• 課題内容: フランスに関する抜粋文について、次の(a)〜(c)がその内容と合うかどうかを「はい」か「いいえ」で答え、判断の根拠となる抜粋文の語句をそのまま引用せよ。(a) フランスでは、農産物とその加工品による貿易黒字額が輸送機器類に次ぐ大きさである。(b) 筆者は、フランスがスト大国であることをうらやましく思っている。(c) フランスの失業率は低い。

フランスという国は妙におもしろい。パリのメトロや裏路地で、スカトール入りの濃厚なパルファムの空気を吸う度にそう思うのです。

ご存じのように、スカトールとは複素環式芳香族化合物の一種で、簡単に言えば糞便臭。名だたる香水に含まれる成分です。妙なる香りには必ず毒があるのか、毒があるからこそ芳香を放つのか。

フランスのフシギな面白さ

フランスのおもしろさは多岐にわたります。先進国なのに農業国であること。ヨーロッパではトップクラスの食糧自給率を誇り、農産物及びその加工品による貿易黒字額は輸送機器類に次いで大きいそうです。うらやましいことです。

失業率は高く、それどころか国民は仕事を手かせ足かせと思っているようだし(パリの男女が長期休暇に「何もしない」理由)、教員も医療従事者も、ときに失業者も平気でストするスト大国。街中ゴミだらけになろうと、わがもの顔でデモ行進しています。――ちっともうらやましくありません。経済情勢だって停滞しているのに、人々は脳天気にアムールに浮かれて、見た目は何だか幸せそうなのです。

• 提供データ:

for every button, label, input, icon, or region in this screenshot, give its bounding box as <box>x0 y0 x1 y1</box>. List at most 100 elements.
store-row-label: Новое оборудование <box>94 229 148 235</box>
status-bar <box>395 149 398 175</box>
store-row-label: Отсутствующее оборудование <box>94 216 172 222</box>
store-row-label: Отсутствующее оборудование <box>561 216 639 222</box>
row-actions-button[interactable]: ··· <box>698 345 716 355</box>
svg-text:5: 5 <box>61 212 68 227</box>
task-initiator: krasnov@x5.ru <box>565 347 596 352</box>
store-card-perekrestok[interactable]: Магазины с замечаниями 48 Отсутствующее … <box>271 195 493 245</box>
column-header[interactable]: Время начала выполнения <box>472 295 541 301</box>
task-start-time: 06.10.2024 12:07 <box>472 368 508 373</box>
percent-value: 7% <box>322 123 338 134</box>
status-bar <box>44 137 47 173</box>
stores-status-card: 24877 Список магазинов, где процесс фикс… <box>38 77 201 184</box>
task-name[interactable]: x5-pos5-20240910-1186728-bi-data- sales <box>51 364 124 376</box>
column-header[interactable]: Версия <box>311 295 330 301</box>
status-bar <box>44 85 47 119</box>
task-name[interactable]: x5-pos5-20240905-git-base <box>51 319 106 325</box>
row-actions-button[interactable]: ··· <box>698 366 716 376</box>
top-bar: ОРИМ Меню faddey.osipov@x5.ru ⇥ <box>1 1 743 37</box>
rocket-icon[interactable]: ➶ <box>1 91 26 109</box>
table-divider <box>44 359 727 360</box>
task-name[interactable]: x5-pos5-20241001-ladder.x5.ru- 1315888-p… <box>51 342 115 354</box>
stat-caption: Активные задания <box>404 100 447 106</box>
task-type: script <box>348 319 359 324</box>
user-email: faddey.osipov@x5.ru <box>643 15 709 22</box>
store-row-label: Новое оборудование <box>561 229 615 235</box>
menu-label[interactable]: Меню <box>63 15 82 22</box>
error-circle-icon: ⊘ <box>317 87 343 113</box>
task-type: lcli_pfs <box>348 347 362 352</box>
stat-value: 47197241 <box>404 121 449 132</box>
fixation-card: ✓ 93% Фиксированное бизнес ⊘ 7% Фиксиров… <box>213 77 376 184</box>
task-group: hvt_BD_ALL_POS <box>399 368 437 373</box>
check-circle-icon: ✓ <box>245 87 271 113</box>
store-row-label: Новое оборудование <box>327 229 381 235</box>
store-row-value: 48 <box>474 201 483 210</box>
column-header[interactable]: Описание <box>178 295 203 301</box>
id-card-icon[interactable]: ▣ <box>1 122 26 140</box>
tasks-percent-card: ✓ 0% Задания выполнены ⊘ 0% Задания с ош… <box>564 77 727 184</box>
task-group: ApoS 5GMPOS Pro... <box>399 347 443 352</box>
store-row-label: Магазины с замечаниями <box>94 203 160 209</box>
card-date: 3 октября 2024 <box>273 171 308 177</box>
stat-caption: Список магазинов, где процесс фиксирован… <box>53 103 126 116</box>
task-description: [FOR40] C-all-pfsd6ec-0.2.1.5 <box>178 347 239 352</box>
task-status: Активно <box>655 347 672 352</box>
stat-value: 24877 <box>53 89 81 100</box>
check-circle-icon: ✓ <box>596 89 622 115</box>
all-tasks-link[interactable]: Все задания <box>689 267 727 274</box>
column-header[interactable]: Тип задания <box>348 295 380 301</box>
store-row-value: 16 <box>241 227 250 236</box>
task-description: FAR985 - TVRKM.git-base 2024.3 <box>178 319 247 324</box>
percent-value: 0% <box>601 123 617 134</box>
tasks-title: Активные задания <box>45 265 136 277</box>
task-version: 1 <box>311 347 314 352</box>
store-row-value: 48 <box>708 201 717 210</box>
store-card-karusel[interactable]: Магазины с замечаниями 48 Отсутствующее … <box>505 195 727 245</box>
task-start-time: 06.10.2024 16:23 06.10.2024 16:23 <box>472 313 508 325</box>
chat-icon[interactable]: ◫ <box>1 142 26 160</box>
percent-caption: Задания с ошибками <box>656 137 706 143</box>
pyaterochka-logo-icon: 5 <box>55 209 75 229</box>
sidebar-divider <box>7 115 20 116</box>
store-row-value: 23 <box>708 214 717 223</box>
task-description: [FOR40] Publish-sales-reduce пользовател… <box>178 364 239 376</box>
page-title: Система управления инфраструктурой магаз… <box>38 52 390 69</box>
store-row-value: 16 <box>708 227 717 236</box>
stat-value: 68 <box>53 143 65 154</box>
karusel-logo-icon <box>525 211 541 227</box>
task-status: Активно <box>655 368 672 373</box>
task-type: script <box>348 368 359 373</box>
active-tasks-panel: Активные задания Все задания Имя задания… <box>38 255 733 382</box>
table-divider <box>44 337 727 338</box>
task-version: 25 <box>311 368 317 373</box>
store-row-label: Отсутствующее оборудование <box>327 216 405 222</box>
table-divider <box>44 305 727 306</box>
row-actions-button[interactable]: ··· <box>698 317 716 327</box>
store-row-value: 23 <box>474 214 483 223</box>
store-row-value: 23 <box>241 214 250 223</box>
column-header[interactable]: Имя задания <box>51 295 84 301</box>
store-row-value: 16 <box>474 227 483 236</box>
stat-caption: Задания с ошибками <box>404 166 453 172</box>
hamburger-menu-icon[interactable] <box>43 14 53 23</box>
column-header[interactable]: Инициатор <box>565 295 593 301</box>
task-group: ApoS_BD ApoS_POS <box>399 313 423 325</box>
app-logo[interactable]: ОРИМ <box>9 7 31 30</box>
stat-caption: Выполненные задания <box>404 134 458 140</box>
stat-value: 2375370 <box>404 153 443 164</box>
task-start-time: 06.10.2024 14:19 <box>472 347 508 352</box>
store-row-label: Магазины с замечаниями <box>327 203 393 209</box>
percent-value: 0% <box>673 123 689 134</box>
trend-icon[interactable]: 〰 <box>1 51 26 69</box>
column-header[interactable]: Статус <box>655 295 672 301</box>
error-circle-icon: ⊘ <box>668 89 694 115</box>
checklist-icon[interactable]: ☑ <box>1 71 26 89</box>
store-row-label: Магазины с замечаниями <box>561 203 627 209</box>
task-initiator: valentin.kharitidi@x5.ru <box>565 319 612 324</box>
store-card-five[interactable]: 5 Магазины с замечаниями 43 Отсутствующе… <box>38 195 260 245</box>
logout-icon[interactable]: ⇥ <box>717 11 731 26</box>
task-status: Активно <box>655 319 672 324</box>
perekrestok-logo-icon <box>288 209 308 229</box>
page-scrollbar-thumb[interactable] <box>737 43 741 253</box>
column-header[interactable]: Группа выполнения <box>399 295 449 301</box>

• 解答例:
(a) はい:「農産物及びその加工品による貿易黒字額は輸送機器類に次いで大きいそうです」
(b) いいえ:「ちっともうらやましくありません」
(c) いいえ:「失業率は高く」